-- START OF Records provided --

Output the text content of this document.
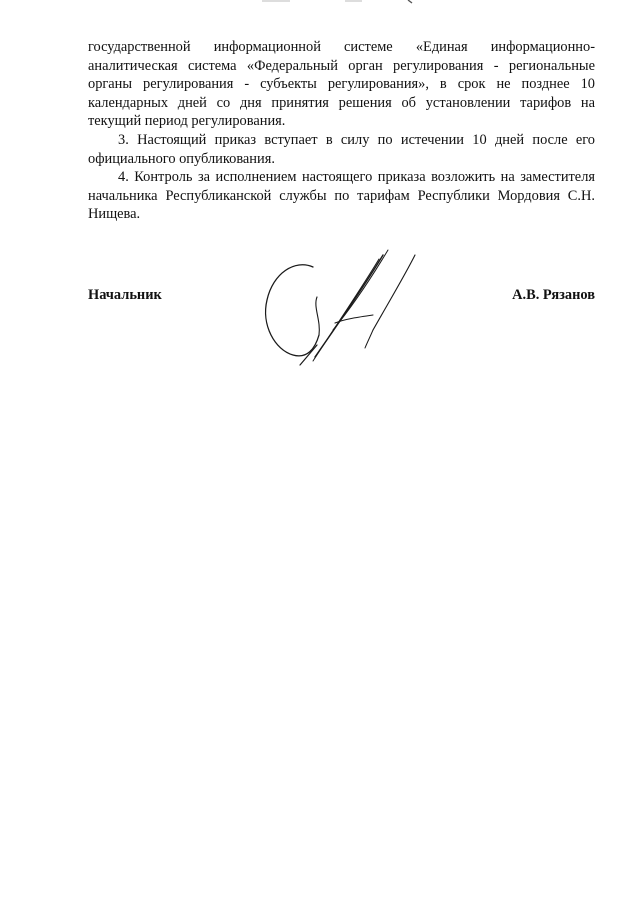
государственной информационной системе «Единая информационно-аналитическая система «Федеральный орган регулирования - региональные органы регулирования - субъекты регулирования», в срок не позднее 10 календарных дней со дня принятия решения об установлении тарифов на текущий период регулирования.

3. Настоящий приказ вступает в силу по истечении 10 дней после его официального опубликования.

4. Контроль за исполнением настоящего приказа возложить на заместителя начальника Республиканской службы по тарифам Республики Мордовия С.Н. Нищева.

Начальник	А.В. Рязанов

-- END OF Records provided --

_Problem details_.
Using the material above, retype each entry exactly and omit the pictures.

_Answer to the exercise_.
Output the text content of this document.
государственной информационной системе «Единая информационно-аналитическая система «Федеральный орган регулирования - региональные органы регулирования - субъекты регулирования», в срок не позднее 10 календарных дней со дня принятия решения об установлении тарифов на текущий период регулирования.

3. Настоящий приказ вступает в силу по истечении 10 дней после его официального опубликования.

4. Контроль за исполнением настоящего приказа возложить на заместителя начальника Республиканской службы по тарифам Республики Мордовия С.Н. Нищева.

Начальник	А.В. Рязанов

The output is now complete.